§ Written instruction
Copy every line of the records below where the word "title" occurs.

** Begin **

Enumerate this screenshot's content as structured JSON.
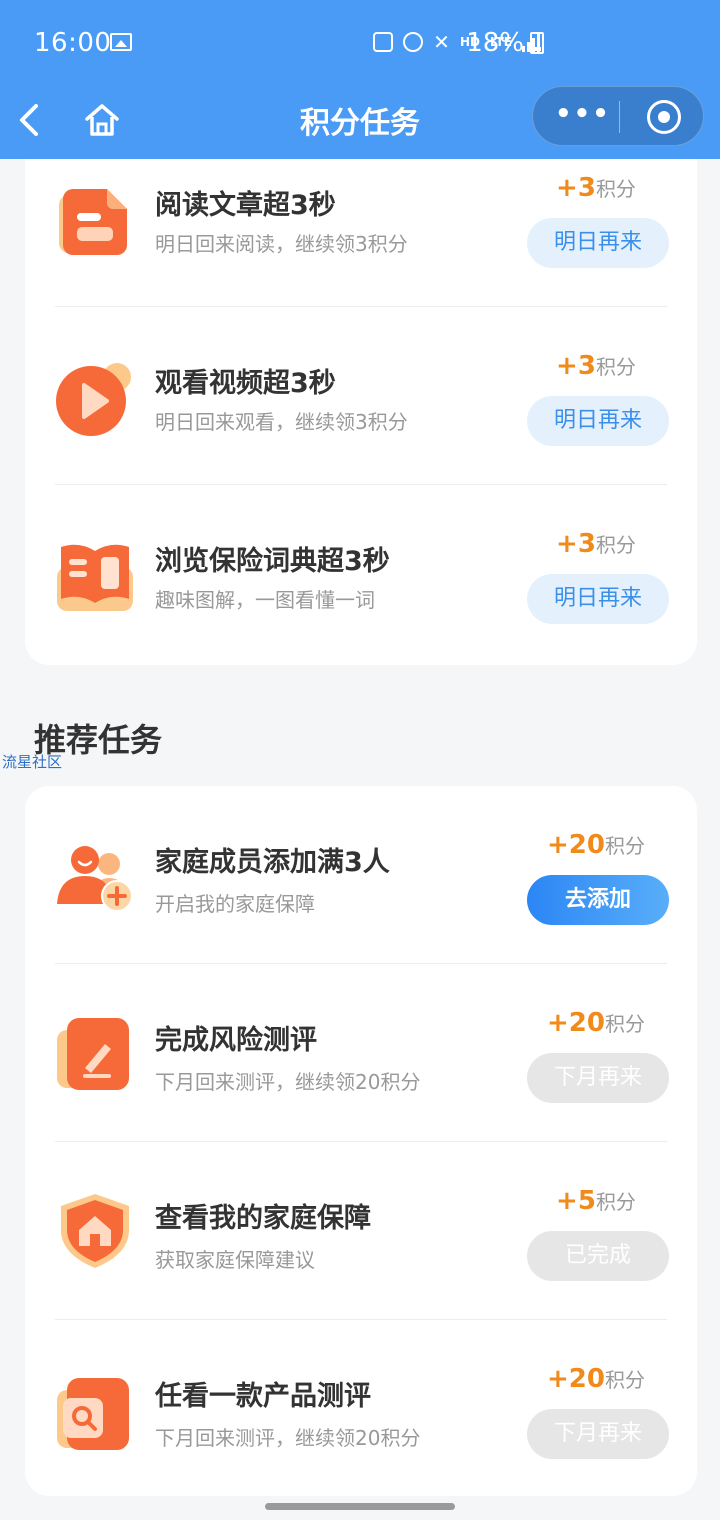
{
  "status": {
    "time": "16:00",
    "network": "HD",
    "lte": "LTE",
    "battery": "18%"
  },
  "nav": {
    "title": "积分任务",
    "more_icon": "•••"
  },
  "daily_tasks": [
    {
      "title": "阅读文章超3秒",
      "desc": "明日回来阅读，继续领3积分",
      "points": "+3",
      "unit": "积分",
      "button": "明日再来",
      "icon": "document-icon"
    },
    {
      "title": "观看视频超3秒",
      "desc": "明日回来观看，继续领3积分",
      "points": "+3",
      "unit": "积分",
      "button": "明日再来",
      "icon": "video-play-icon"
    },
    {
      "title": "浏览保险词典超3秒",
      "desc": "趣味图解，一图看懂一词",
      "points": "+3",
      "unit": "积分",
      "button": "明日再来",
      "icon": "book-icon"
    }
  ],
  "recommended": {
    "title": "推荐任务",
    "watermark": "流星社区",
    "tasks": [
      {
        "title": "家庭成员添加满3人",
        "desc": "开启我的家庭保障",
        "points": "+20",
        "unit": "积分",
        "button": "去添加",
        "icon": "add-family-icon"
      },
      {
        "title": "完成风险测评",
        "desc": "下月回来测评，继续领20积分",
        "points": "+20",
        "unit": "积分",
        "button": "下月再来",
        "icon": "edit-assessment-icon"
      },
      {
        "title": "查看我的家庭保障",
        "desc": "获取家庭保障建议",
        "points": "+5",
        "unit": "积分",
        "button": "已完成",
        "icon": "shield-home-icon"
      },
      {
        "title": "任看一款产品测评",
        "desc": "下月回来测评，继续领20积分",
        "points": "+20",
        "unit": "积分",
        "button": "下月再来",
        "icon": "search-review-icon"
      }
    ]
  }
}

** End **

§ Answer
    "title": "积分任务",
      "title": "阅读文章超3秒",
      "title": "观看视频超3秒",
      "title": "浏览保险词典超3秒",
    "title": "推荐任务",
        "title": "家庭成员添加满3人",
        "title": "完成风险测评",
        "title": "查看我的家庭保障",
        "title": "任看一款产品测评",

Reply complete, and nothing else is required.